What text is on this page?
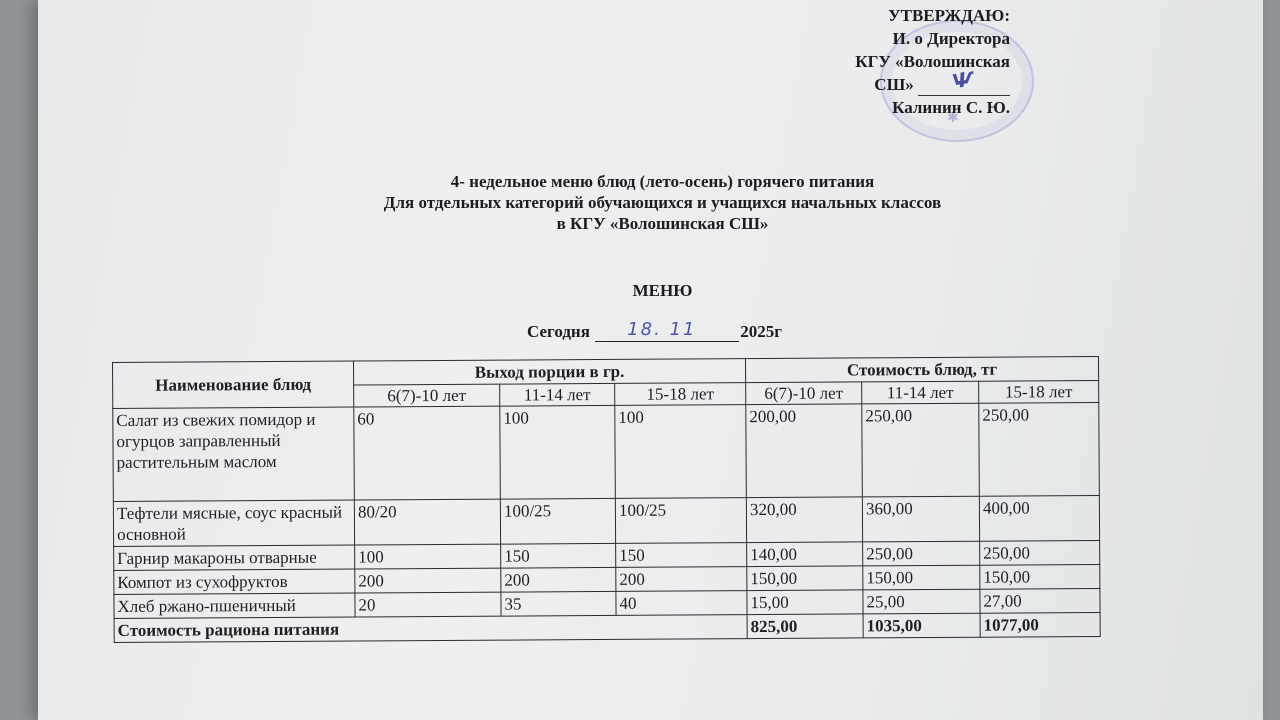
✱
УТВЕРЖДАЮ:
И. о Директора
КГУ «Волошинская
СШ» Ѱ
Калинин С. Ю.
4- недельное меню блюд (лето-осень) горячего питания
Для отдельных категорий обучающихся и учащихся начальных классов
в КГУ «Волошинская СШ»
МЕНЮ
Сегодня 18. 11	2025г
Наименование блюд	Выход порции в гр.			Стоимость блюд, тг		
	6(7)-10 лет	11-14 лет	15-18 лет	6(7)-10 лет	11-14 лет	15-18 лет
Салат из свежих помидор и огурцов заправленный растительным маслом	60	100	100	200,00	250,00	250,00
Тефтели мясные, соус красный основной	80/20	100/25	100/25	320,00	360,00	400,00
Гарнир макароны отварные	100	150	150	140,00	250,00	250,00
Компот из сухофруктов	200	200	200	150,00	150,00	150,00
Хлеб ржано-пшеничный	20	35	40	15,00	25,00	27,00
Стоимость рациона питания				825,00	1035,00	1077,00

################

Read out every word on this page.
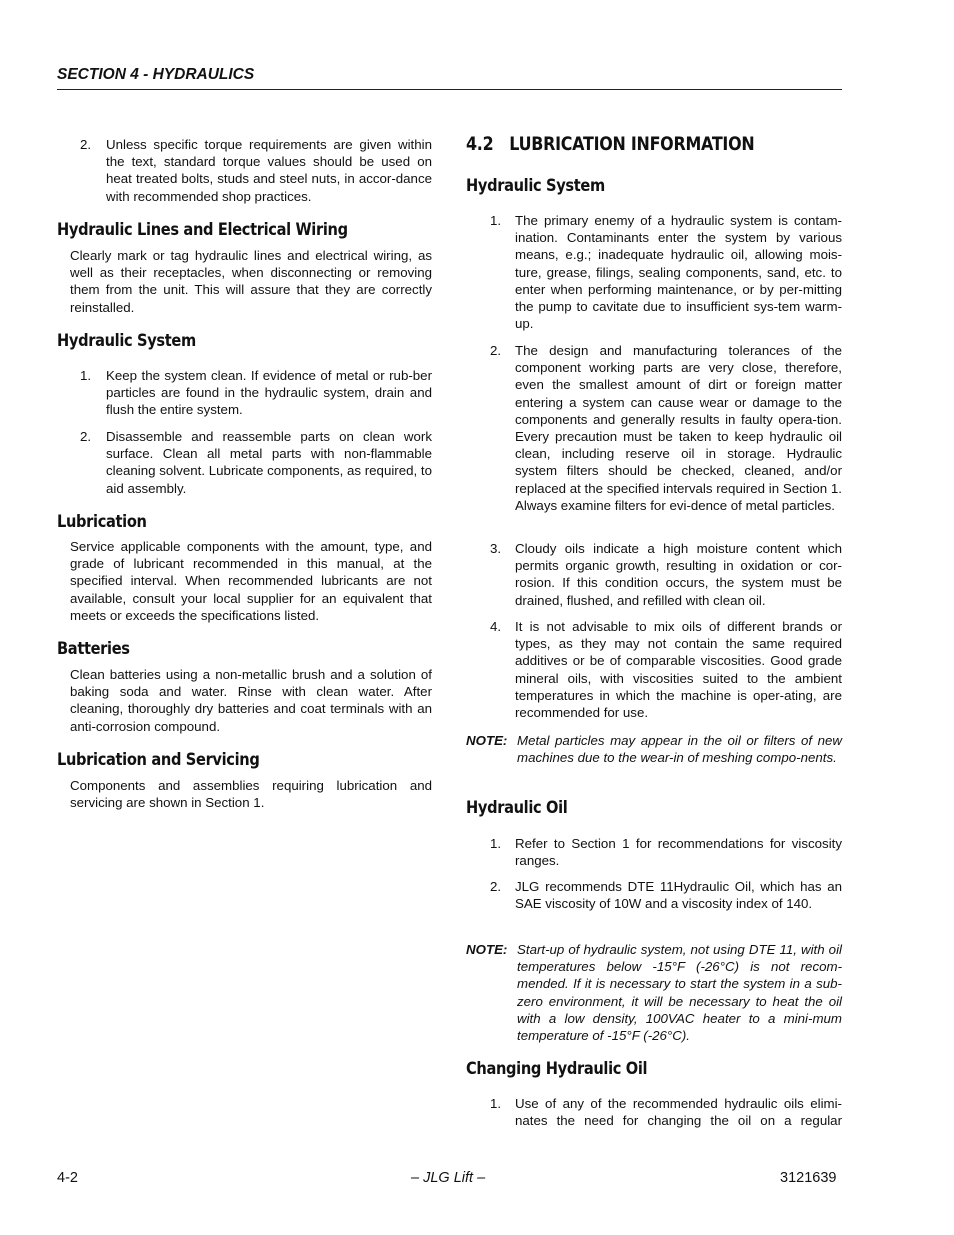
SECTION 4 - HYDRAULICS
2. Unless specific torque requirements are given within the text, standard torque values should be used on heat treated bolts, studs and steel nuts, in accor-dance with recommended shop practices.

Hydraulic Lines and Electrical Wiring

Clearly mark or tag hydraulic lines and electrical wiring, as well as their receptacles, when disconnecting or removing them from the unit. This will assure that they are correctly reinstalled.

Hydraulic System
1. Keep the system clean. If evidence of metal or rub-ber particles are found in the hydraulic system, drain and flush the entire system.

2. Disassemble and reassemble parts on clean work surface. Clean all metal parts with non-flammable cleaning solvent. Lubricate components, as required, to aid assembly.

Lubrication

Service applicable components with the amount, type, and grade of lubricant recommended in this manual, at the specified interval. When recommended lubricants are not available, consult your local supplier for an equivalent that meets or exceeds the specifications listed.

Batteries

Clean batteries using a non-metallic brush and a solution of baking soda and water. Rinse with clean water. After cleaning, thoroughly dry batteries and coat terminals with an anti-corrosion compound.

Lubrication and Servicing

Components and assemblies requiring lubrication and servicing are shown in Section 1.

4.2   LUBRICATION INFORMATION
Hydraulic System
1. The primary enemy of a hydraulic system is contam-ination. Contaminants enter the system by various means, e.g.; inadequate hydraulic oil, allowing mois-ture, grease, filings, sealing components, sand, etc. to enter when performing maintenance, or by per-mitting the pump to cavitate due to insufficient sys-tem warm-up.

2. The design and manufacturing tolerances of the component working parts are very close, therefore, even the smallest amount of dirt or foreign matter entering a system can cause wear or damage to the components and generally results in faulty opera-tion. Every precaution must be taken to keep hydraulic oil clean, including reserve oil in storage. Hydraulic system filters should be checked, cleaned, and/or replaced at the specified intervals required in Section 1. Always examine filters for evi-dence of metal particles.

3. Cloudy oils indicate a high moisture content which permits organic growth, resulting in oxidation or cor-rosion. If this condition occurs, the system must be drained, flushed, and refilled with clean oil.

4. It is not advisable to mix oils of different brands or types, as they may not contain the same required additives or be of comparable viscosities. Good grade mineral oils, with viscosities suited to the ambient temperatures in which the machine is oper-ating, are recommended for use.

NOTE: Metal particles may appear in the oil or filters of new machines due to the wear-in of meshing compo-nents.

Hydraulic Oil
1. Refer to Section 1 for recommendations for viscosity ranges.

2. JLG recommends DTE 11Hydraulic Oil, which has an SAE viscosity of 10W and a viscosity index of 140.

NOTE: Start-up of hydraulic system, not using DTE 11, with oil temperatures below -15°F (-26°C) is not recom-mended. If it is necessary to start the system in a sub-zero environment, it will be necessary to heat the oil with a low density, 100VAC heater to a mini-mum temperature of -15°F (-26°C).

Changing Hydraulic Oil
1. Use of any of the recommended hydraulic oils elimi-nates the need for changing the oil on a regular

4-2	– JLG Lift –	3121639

################

Exercise directions
Only the number is wanted: how many lines above include the word "temperatures"?

The response
2